• _Exercise task 1_
In the Black Light review, what reason is given for SONAR's deliberately reductive style of composition?

• _Document extract_
--- start ---

SONAR ~ Black Light

sonar_black_lightEbbing bass rumbles and guitar atmospherics commence Black Light, before dueling harmonic lines enter and a kick-and-bass rhythm jabs in bars of 5s and a 3. This time signature endures for the next seven minutes while the track evolves in small yet regular increments – a rim click enters in the fourth minute, a guitar riff in the fifth; the rhythmic pace increases in the sixth, and the key drops in the eighth. By its close, “Enneagram” is clamourous and frenetic, but still somehow controlled and restrained – a machine with myriad cogs, levels and belts whose individual noises and movements cumulatively create something exacting.

Now on their third LP, the ‘sonic architects’ in SONAR employ a deliberately reductive style of composition, adopting the premise that simple ideas organically generate complexity. The four musicians regulate many aspects of their playing, eschewing 4/4 rhythms, ignoring all effects but reverb, and tuning guitars to tritones. Furthermore, the two guitarists limit their chords and melodies as far as possible to the harmonics of their alternative tuning. It’s a whole-band equivalent of a prog rock drummer realising that the gong and third floor tom might be straying into excess, and stripping back to a three-piece kit. ‘Self-imposed limitations can give you a surprisingly strong sense of freedom,’ so explains founder Stephan Thelan, who studied music with King Crimson’s Robert Fripp. A paradox, arguably; a truism, certainly – musicians and indeed people in all walks of life yearn for choice, but are often paralysed by it.

--- end ---

• _Exercise task 2_
Return every line of the listing that contains the string "PANEL", where case counts.

Dataset rows:

--- start ---

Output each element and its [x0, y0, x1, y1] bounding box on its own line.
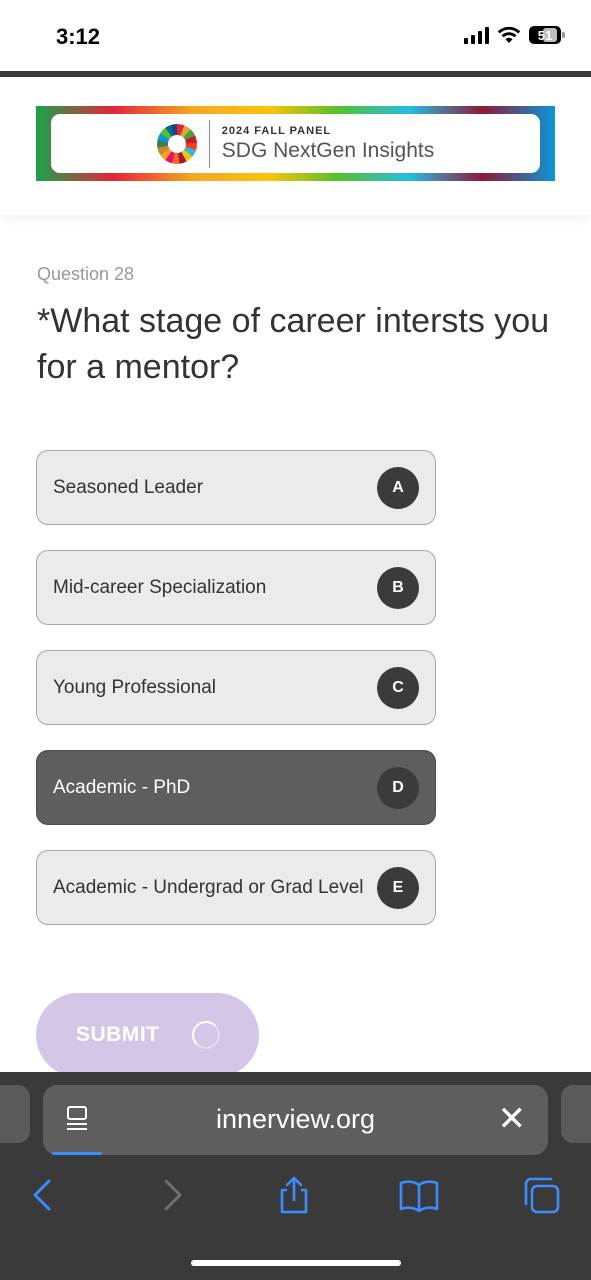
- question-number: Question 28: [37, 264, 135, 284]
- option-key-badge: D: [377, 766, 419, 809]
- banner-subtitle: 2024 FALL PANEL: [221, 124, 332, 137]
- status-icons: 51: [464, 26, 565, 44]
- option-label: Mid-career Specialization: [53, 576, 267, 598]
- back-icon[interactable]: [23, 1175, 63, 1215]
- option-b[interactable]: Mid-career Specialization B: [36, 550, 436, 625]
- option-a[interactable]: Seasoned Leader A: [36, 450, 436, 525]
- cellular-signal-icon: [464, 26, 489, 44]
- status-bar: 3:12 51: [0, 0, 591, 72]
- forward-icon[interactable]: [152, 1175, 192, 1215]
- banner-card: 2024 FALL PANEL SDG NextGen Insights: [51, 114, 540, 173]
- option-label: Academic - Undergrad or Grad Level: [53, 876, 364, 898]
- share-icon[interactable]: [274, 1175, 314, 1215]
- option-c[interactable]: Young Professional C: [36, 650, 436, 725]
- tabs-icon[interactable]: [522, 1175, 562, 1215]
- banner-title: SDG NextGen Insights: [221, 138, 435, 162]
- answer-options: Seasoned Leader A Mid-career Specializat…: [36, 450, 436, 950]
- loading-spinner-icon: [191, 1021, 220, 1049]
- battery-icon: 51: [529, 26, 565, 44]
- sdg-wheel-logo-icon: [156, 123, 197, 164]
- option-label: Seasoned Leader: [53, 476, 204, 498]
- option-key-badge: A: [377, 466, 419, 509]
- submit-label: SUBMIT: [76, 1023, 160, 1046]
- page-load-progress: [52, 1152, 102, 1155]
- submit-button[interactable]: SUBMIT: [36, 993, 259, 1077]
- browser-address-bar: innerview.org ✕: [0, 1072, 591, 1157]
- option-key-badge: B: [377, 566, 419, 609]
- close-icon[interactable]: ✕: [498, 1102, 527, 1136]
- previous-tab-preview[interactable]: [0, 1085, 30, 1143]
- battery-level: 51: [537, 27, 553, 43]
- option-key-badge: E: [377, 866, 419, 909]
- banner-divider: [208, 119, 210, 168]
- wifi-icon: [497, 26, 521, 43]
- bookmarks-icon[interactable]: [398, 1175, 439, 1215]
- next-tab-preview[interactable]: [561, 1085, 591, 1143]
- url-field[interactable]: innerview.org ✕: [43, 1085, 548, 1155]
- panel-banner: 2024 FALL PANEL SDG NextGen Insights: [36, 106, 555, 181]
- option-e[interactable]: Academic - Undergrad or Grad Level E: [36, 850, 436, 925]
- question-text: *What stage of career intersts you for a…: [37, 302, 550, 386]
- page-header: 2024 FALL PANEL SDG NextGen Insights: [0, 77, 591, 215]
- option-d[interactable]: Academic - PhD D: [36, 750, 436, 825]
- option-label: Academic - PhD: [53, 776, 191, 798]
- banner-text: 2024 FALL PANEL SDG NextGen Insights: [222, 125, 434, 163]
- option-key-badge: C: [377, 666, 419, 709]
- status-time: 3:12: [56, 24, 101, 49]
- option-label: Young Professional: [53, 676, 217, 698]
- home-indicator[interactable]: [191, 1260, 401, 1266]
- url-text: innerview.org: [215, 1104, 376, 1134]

--- end ---

• _Correct result 1_
SONAR adopts the premise that simple ideas organically generate complexity. Founder Stephan Thelan adds that self-imposed limitations can give a surprisingly strong sense of freedom.

• _Correct result 2_
- banner-subtitle: 2024 FALL PANEL: [221, 124, 332, 137]
- banner-card: 2024 FALL PANEL SDG NextGen Insights: [51, 114, 540, 173]
- panel-banner: 2024 FALL PANEL SDG NextGen Insights: [36, 106, 555, 181]
- page-header: 2024 FALL PANEL SDG NextGen Insights: [0, 77, 591, 215]
- banner-text: 2024 FALL PANEL SDG NextGen Insights: [222, 125, 434, 163]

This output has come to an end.